begin Data lines

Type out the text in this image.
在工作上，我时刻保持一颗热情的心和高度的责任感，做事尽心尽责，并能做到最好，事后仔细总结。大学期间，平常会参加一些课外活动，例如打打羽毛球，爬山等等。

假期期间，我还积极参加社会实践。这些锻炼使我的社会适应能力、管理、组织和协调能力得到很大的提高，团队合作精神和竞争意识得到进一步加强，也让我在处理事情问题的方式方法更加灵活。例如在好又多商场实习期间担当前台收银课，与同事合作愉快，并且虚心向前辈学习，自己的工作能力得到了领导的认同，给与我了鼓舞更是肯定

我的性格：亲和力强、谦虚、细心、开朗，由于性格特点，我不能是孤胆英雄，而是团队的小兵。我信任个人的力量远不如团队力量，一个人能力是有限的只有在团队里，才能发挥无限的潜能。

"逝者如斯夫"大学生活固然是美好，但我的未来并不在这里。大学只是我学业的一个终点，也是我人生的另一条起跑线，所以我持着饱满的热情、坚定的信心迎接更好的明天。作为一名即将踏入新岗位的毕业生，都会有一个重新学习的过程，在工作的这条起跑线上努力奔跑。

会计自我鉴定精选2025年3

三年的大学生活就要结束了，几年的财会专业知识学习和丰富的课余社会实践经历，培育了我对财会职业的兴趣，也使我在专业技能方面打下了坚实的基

end Data lines

## Instructions for the task
Using the listing above, please repeat every entry exactly.

## Complete answer
Type out the text in this image.
在工作上，我时刻保持一颗热情的心和高度的责任感，做事尽心尽责，并能做到最好，事后仔细总结。大学期间，平常会参加一些课外活动，例如打打羽毛球，爬山等等。

假期期间，我还积极参加社会实践。这些锻炼使我的社会适应能力、管理、组织和协调能力得到很大的提高，团队合作精神和竞争意识得到进一步加强，也让我在处理事情问题的方式方法更加灵活。例如在好又多商场实习期间担当前台收银课，与同事合作愉快，并且虚心向前辈学习，自己的工作能力得到了领导的认同，给与我了鼓舞更是肯定

我的性格：亲和力强、谦虚、细心、开朗，由于性格特点，我不能是孤胆英雄，而是团队的小兵。我信任个人的力量远不如团队力量，一个人能力是有限的只有在团队里，才能发挥无限的潜能。

"逝者如斯夫"大学生活固然是美好，但我的未来并不在这里。大学只是我学业的一个终点，也是我人生的另一条起跑线，所以我持着饱满的热情、坚定的信心迎接更好的明天。作为一名即将踏入新岗位的毕业生，都会有一个重新学习的过程，在工作的这条起跑线上努力奔跑。

会计自我鉴定精选2025年3

三年的大学生活就要结束了，几年的财会专业知识学习和丰富的课余社会实践经历，培育了我对财会职业的兴趣，也使我在专业技能方面打下了坚实的基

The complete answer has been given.